_What you need to do:_
Reproduce the rows word for word, from the first line up to and including the line that contains "x-tick-label: Gynécologues - obstétriciens".

_Stored records:_

_ _ _ _

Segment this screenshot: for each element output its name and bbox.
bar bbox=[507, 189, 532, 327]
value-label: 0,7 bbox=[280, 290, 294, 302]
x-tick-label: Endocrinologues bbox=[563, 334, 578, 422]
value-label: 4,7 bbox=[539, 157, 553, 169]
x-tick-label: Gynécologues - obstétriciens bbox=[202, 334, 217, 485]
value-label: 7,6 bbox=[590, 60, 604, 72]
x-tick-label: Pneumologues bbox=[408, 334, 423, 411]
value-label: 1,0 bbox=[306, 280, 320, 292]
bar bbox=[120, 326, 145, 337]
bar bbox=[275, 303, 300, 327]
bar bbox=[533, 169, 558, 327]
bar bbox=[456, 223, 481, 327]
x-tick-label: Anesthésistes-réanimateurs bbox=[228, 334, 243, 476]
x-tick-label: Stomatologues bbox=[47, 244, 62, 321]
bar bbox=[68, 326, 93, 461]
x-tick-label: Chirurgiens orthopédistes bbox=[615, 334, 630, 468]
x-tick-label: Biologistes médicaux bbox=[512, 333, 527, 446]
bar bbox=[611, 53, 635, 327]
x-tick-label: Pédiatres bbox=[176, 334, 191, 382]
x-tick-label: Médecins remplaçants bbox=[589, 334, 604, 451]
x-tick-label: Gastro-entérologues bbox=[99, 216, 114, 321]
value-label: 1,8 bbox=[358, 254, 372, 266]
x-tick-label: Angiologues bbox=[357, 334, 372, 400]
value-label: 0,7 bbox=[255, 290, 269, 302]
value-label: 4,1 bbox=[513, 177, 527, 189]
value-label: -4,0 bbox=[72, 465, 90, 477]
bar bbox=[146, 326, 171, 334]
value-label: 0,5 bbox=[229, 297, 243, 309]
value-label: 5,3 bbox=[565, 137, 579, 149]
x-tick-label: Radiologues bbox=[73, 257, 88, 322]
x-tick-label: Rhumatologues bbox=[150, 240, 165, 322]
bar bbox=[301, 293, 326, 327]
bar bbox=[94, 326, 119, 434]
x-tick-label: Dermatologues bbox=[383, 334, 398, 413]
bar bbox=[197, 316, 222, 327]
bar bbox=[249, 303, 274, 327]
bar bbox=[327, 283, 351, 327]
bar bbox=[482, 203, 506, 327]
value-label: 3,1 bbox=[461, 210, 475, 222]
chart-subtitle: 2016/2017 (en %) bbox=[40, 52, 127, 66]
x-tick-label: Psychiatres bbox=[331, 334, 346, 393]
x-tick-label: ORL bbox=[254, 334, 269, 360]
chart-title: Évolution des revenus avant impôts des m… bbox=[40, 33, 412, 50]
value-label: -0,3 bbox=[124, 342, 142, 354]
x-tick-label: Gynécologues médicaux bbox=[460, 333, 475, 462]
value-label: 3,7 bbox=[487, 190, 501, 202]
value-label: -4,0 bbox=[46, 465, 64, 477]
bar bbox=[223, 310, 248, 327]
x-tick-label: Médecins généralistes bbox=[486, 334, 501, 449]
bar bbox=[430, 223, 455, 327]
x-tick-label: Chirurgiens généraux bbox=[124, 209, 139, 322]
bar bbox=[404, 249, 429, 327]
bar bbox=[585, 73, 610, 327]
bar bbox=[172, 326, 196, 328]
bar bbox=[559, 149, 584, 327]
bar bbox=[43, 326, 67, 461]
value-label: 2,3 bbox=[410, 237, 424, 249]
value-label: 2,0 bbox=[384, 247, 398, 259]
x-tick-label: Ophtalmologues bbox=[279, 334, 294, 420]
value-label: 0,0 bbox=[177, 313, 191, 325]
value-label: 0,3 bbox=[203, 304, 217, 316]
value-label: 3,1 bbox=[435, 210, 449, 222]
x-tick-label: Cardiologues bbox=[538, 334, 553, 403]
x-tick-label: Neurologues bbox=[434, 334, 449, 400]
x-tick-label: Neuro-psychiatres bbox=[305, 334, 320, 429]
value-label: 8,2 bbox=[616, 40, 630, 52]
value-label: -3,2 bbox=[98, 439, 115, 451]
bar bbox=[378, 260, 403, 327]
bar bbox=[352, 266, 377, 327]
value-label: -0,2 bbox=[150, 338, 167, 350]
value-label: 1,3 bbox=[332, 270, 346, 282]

_ _ _ _

_Exercise output:_
Segment this screenshot: for each element output its name and bbox.
bar bbox=[507, 189, 532, 327]
value-label: 0,7 bbox=[280, 290, 294, 302]
x-tick-label: Endocrinologues bbox=[563, 334, 578, 422]
value-label: 4,7 bbox=[539, 157, 553, 169]
x-tick-label: Gynécologues - obstétriciens bbox=[202, 334, 217, 485]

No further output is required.